*Description of the task*: Print out each entry below exactly, please.

*Stored data*:
▬▬▬

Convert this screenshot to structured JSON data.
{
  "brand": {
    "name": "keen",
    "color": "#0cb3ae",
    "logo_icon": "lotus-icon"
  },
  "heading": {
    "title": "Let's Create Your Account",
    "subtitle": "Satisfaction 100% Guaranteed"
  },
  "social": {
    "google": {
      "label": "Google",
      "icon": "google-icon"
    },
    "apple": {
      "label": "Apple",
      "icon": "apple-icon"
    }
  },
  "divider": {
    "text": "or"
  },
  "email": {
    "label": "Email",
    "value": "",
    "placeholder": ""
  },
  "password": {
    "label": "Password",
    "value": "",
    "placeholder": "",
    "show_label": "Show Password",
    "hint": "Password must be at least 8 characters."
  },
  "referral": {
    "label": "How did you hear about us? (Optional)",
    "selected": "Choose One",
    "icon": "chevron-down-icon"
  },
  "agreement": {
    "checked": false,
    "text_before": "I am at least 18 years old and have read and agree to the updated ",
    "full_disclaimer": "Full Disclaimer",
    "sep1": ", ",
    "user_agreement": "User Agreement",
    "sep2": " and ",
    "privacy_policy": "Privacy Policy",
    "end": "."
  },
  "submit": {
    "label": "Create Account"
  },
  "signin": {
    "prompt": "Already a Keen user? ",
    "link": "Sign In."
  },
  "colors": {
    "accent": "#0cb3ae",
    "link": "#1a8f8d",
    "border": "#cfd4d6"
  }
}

▬▬▬

*Written solution*:
Convert this screenshot to structured JSON data.
{
  "brand": {
    "name": "keen",
    "color": "#0cb3ae",
    "logo_icon": "lotus-icon"
  },
  "heading": {
    "title": "Let's Create Your Account",
    "subtitle": "Satisfaction 100% Guaranteed"
  },
  "social": {
    "google": {
      "label": "Google",
      "icon": "google-icon"
    },
    "apple": {
      "label": "Apple",
      "icon": "apple-icon"
    }
  },
  "divider": {
    "text": "or"
  },
  "email": {
    "label": "Email",
    "value": "",
    "placeholder": ""
  },
  "password": {
    "label": "Password",
    "value": "",
    "placeholder": "",
    "show_label": "Show Password",
    "hint": "Password must be at least 8 characters."
  },
  "referral": {
    "label": "How did you hear about us? (Optional)",
    "selected": "Choose One",
    "icon": "chevron-down-icon"
  },
  "agreement": {
    "checked": false,
    "text_before": "I am at least 18 years old and have read and agree to the updated ",
    "full_disclaimer": "Full Disclaimer",
    "sep1": ", ",
    "user_agreement": "User Agreement",
    "sep2": " and ",
    "privacy_policy": "Privacy Policy",
    "end": "."
  },
  "submit": {
    "label": "Create Account"
  },
  "signin": {
    "prompt": "Already a Keen user? ",
    "link": "Sign In."
  },
  "colors": {
    "accent": "#0cb3ae",
    "link": "#1a8f8d",
    "border": "#cfd4d6"
  }
}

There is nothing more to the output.